» GOAL
Report every line in the listing below where the string "TOMATO" shows up.

== RECORD EXTRACTS ==

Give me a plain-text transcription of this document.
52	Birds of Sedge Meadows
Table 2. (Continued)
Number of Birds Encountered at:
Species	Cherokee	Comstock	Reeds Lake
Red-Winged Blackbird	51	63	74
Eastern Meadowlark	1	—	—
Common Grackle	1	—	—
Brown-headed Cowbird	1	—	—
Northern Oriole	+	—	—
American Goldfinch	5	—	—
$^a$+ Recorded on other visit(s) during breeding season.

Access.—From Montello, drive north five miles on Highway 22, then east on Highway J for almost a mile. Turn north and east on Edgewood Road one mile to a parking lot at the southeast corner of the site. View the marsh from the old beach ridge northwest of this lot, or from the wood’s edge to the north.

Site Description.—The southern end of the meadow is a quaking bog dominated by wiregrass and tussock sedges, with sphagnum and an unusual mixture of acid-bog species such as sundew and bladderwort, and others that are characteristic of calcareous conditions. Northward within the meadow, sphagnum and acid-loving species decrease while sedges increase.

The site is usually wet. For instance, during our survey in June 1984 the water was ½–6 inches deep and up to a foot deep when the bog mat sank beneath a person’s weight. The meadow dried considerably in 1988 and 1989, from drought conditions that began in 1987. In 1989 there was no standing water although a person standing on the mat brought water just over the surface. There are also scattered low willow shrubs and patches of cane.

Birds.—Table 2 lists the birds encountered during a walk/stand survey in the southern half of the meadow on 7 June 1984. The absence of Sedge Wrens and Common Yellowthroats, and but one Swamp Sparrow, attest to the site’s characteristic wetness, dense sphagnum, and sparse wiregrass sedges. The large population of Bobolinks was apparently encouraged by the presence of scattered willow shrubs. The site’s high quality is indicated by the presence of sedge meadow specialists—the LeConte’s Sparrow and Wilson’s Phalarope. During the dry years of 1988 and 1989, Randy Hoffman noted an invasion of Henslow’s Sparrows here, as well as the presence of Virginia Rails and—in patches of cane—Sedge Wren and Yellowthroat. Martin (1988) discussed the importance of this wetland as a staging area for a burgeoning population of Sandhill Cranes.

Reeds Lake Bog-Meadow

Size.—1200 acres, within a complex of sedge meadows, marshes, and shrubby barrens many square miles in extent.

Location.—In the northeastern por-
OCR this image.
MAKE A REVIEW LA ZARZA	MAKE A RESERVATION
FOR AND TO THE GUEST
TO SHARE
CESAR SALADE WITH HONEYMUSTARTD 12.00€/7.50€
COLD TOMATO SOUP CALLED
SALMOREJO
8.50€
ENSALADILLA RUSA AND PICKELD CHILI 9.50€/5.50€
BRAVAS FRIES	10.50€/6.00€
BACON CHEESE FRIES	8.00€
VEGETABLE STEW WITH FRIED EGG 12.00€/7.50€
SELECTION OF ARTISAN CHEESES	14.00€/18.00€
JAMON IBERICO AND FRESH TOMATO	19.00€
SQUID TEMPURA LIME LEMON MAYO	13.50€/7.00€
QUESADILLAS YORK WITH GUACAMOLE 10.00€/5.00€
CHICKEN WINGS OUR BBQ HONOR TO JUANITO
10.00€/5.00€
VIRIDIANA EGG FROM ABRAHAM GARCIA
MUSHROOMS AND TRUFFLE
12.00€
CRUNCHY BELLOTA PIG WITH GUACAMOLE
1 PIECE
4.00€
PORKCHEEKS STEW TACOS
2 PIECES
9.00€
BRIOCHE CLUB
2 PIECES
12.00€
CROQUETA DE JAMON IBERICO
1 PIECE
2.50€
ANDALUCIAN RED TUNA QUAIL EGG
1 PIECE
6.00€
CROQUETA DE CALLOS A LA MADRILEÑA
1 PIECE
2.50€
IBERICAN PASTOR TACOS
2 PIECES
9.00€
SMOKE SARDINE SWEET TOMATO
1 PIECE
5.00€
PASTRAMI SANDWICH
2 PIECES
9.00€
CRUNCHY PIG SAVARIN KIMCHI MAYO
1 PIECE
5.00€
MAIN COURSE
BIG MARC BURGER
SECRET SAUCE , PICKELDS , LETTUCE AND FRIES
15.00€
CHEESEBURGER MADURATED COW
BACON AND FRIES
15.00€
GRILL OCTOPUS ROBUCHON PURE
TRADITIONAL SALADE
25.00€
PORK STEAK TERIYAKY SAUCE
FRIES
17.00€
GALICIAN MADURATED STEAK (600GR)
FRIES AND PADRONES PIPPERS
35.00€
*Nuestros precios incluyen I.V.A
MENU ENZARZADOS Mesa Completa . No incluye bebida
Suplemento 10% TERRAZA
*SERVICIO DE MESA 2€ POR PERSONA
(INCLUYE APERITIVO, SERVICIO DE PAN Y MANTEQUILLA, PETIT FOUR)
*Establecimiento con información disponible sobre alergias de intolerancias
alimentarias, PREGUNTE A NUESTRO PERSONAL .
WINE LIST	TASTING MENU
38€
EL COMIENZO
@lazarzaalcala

===

» FULL ANSWER
COLD TOMATO SOUP CALLED
JAMON IBERICO AND FRESH TOMATO	19.00€
SMOKE SARDINE SWEET TOMATO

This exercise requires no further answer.